_WHAT YOU HAVE TO DO_
The data below is to be returned in full and exactly.
-=-=-
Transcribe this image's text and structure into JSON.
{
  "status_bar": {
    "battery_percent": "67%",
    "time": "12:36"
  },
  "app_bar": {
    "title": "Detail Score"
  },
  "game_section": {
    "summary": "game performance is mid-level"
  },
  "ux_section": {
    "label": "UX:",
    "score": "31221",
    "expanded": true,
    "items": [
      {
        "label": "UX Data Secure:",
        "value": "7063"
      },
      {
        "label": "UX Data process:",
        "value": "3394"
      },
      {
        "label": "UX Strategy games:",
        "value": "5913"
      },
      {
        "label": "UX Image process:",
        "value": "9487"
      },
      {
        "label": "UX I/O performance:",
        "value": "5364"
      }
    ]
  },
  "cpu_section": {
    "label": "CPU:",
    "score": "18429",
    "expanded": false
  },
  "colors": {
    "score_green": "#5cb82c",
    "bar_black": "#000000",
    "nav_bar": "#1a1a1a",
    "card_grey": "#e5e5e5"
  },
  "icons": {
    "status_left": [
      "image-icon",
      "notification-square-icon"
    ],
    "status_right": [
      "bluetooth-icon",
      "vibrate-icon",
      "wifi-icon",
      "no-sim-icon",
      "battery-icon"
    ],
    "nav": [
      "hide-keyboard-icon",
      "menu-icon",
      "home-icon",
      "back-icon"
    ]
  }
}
-=-=-
_RESULT OF THE EXERCISE_
Transcribe this image's text and structure into JSON.
{
  "status_bar": {
    "battery_percent": "67%",
    "time": "12:36"
  },
  "app_bar": {
    "title": "Detail Score"
  },
  "game_section": {
    "summary": "game performance is mid-level"
  },
  "ux_section": {
    "label": "UX:",
    "score": "31221",
    "expanded": true,
    "items": [
      {
        "label": "UX Data Secure:",
        "value": "7063"
      },
      {
        "label": "UX Data process:",
        "value": "3394"
      },
      {
        "label": "UX Strategy games:",
        "value": "5913"
      },
      {
        "label": "UX Image process:",
        "value": "9487"
      },
      {
        "label": "UX I/O performance:",
        "value": "5364"
      }
    ]
  },
  "cpu_section": {
    "label": "CPU:",
    "score": "18429",
    "expanded": false
  },
  "colors": {
    "score_green": "#5cb82c",
    "bar_black": "#000000",
    "nav_bar": "#1a1a1a",
    "card_grey": "#e5e5e5"
  },
  "icons": {
    "status_left": [
      "image-icon",
      "notification-square-icon"
    ],
    "status_right": [
      "bluetooth-icon",
      "vibrate-icon",
      "wifi-icon",
      "no-sim-icon",
      "battery-icon"
    ],
    "nav": [
      "hide-keyboard-icon",
      "menu-icon",
      "home-icon",
      "back-icon"
    ]
  }
}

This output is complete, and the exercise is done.